EXTRACT TO READ |
>> Start

3. Create a Sagemaker service role and get its arn.

## Build pipeline

1. Run the following command to load Kubeflow Pipelines SDK

In [None]:
import kfp
from kfp import components
from kfp import dsl
from kfp.aws import use_aws_secret

2. Load reusable sagemaker components.

In [None]:
sagemaker_train_op = components.load_component_from_url('https://raw.githubusercontent.com/kubeflow/pipelines/0ad6c28d32e2e790e6a129b7eb1de8ec59c1d45f/components/aws/sagemaker/train/component.yaml')
sagemaker_model_op = components.load_component_from_url('https://raw.githubusercontent.com/kubeflow/pipelines/0ad6c28d32e2e790e6a129b7eb1de8ec59c1d45f/components/aws/sagemaker/model/component.yaml')
sagemaker_deploy_op = components.load_component_from_url('https://raw.githubusercontent.com/kubeflow/pipelines/0ad6c28d32e2e790e6a129b7eb1de8ec59c1d45f/components/aws/sagemaker/deploy/component.yaml')
sagemaker_batch_transform_op = components.load_component_from_url('https://raw.githubusercontent.com/kubeflow/pipelines/0ad6c28d32e2e790e6a129b7eb1de8ec59c1d45f/components/aws/sagemaker/batch_transform/component.yaml')

3. Create pipeline. 

We will create a training job first. Once training job is done, it will persist trained model to S3. 

Then a job will be kicked off to create a `Model` manifest in Sagemaker. 

With this model, batch transformation job can use it to predict on other datasets, prediction service can create an endpoint using it.


> Note: remember to use pass your **role_arn** to successfully run the job.

In [None]:
# Configure your s3 bucket.

>> End

Element position data
>> Start

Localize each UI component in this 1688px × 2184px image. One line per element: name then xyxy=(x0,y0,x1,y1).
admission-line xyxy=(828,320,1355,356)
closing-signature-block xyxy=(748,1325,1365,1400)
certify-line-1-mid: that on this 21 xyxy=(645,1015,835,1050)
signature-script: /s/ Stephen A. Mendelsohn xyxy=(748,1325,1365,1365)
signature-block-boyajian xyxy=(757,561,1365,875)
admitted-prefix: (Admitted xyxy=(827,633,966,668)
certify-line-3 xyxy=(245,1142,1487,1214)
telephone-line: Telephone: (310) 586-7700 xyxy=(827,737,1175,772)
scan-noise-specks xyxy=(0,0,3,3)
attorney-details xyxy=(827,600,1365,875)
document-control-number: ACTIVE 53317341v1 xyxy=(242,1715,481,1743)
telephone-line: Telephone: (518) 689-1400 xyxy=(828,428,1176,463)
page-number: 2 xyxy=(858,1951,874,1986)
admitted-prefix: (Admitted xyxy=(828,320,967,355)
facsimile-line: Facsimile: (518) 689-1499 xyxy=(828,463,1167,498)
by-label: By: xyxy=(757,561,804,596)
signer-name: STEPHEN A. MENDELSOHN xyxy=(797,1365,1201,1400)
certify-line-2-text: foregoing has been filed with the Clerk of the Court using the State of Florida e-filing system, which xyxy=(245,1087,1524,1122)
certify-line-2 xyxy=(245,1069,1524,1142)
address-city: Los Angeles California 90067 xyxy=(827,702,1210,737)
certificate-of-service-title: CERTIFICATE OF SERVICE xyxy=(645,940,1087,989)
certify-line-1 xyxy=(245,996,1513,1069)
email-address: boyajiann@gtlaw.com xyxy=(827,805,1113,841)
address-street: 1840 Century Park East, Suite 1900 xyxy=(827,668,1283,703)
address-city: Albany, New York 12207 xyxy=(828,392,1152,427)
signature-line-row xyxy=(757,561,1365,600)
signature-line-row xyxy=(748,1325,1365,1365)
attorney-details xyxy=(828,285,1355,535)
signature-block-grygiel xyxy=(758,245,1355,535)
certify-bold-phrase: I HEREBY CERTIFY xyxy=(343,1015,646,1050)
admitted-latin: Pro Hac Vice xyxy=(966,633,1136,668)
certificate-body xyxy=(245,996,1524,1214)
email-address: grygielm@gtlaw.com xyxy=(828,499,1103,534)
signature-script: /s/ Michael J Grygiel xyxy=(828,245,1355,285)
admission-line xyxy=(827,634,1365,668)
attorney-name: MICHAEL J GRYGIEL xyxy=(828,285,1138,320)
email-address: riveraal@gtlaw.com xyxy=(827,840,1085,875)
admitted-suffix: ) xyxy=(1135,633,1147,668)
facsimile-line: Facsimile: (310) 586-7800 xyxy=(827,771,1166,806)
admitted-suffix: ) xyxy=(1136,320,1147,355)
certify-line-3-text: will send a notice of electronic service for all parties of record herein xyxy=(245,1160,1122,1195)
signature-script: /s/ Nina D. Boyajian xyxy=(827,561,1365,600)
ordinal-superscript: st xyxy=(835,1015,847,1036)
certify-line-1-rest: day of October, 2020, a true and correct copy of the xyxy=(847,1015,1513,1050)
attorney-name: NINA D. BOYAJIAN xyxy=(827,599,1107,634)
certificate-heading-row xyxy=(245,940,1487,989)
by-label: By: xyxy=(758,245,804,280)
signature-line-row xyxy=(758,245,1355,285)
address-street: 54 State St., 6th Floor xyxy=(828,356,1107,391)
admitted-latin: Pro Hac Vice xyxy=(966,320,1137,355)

>> End

Copy the Kubeflow pipeline walkthrough above word for word, from start to finish.

RESPONSE BELOW |
3. Create a Sagemaker service role and get its arn.

## Build pipeline

1. Run the following command to load Kubeflow Pipelines SDK

In [None]:
import kfp
from kfp import components
from kfp import dsl
from kfp.aws import use_aws_secret

2. Load reusable sagemaker components.

In [None]:
sagemaker_train_op = components.load_component_from_url('https://raw.githubusercontent.com/kubeflow/pipelines/0ad6c28d32e2e790e6a129b7eb1de8ec59c1d45f/components/aws/sagemaker/train/component.yaml')
sagemaker_model_op = components.load_component_from_url('https://raw.githubusercontent.com/kubeflow/pipelines/0ad6c28d32e2e790e6a129b7eb1de8ec59c1d45f/components/aws/sagemaker/model/component.yaml')
sagemaker_deploy_op = components.load_component_from_url('https://raw.githubusercontent.com/kubeflow/pipelines/0ad6c28d32e2e790e6a129b7eb1de8ec59c1d45f/components/aws/sagemaker/deploy/component.yaml')
sagemaker_batch_transform_op = components.load_component_from_url('https://raw.githubusercontent.com/kubeflow/pipelines/0ad6c28d32e2e790e6a129b7eb1de8ec59c1d45f/components/aws/sagemaker/batch_transform/component.yaml')

3. Create pipeline. 

We will create a training job first. Once training job is done, it will persist trained model to S3. 

Then a job will be kicked off to create a `Model` manifest in Sagemaker. 

With this model, batch transformation job can use it to predict on other datasets, prediction service can create an endpoint using it.


> Note: remember to use pass your **role_arn** to successfully run the job.

In [None]:
# Configure your s3 bucket.